■ EXERCISE BRIEF
Return each line containing the string "would".

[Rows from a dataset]
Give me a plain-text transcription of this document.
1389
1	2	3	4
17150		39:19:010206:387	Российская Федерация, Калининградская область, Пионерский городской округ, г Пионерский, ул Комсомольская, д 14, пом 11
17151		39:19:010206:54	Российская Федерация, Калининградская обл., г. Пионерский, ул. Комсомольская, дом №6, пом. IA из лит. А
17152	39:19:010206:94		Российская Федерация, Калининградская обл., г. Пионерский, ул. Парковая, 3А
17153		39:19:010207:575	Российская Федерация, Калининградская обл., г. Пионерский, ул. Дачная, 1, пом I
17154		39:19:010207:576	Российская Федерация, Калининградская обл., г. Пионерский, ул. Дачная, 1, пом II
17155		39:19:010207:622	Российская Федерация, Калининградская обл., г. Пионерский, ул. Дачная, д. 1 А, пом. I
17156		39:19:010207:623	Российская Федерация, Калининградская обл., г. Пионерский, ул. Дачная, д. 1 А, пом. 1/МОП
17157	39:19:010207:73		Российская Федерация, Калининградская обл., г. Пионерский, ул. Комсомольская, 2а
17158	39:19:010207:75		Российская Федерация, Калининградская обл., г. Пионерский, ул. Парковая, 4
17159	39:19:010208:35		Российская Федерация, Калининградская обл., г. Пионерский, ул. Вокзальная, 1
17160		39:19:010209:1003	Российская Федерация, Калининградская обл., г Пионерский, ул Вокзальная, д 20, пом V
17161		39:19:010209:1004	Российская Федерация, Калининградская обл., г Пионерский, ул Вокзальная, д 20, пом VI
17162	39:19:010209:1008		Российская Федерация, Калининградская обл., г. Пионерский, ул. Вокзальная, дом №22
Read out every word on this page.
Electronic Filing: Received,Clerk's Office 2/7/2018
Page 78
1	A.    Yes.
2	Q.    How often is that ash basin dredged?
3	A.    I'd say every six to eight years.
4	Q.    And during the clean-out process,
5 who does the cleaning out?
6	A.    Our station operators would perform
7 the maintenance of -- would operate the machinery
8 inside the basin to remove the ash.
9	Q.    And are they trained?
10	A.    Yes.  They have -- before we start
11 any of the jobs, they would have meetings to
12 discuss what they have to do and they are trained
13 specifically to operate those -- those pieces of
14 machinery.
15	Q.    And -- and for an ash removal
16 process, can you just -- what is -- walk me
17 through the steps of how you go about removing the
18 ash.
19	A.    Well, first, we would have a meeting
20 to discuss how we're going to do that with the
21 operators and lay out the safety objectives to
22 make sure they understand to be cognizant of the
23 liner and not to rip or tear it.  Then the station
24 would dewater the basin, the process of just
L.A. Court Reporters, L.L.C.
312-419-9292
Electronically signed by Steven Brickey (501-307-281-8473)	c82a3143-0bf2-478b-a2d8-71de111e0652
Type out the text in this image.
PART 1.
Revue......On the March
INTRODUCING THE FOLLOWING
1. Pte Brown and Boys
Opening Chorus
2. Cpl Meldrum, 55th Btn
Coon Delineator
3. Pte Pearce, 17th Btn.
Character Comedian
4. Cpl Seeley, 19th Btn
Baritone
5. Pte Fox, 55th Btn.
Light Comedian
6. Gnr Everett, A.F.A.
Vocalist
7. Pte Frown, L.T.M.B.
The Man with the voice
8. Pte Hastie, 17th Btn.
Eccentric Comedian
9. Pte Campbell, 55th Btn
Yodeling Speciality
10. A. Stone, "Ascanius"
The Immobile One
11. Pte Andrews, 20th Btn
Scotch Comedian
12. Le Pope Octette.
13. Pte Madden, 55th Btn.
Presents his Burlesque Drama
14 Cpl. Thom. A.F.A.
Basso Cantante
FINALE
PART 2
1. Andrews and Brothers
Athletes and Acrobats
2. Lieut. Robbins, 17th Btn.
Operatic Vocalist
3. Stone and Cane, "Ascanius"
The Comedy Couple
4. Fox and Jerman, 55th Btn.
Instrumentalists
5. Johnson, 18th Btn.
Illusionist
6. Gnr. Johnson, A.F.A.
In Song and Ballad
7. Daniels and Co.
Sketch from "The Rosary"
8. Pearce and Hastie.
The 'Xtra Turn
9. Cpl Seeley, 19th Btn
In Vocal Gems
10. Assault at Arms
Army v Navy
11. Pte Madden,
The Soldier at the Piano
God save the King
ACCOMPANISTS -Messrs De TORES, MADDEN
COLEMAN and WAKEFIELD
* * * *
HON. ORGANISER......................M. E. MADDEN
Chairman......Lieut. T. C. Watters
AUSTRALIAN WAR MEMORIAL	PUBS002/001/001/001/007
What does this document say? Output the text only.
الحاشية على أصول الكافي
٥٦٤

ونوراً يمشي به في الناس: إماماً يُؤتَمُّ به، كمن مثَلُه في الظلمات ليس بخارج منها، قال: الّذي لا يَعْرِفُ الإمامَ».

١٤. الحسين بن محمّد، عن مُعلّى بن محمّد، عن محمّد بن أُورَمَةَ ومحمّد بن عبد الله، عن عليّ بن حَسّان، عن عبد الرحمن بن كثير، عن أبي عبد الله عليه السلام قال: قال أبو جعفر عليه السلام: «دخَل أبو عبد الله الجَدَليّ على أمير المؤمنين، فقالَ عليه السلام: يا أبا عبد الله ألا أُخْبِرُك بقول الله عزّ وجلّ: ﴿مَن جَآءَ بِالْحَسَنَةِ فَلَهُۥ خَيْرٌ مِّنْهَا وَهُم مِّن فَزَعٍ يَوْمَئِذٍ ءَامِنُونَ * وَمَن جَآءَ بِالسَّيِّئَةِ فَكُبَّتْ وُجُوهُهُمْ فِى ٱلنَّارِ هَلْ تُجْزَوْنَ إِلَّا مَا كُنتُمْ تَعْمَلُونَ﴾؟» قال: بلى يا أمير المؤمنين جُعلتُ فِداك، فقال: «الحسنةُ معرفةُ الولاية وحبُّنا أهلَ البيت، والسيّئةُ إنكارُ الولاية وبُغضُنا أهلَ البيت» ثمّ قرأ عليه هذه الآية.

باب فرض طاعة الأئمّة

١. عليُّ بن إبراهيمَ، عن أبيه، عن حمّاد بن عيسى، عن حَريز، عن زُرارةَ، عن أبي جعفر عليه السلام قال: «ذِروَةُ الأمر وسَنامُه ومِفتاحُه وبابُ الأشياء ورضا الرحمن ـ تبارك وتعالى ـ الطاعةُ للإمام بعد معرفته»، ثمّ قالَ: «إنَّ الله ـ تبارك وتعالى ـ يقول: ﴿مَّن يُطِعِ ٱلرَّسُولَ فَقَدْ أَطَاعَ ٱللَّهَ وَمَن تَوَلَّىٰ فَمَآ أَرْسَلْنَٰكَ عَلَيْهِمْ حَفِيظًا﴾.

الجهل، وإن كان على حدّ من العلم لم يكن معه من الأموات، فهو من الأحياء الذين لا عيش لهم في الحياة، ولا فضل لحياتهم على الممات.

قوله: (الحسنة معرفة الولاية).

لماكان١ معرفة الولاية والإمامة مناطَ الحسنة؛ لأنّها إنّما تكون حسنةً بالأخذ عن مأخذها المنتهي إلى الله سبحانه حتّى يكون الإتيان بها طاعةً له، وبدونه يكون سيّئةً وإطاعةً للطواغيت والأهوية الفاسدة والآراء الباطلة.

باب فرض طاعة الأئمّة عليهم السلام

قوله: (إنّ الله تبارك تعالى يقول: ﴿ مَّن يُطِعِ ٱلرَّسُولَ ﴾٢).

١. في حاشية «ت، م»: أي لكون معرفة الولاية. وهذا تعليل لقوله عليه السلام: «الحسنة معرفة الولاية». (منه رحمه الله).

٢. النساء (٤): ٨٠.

■ WORKED ANSWER
6	A.    Our station operators would perform
7 the maintenance of -- would operate the machinery
11 any of the jobs, they would have meetings to
19	A.    Well, first, we would have a meeting
24 would dewater the basin, the process of just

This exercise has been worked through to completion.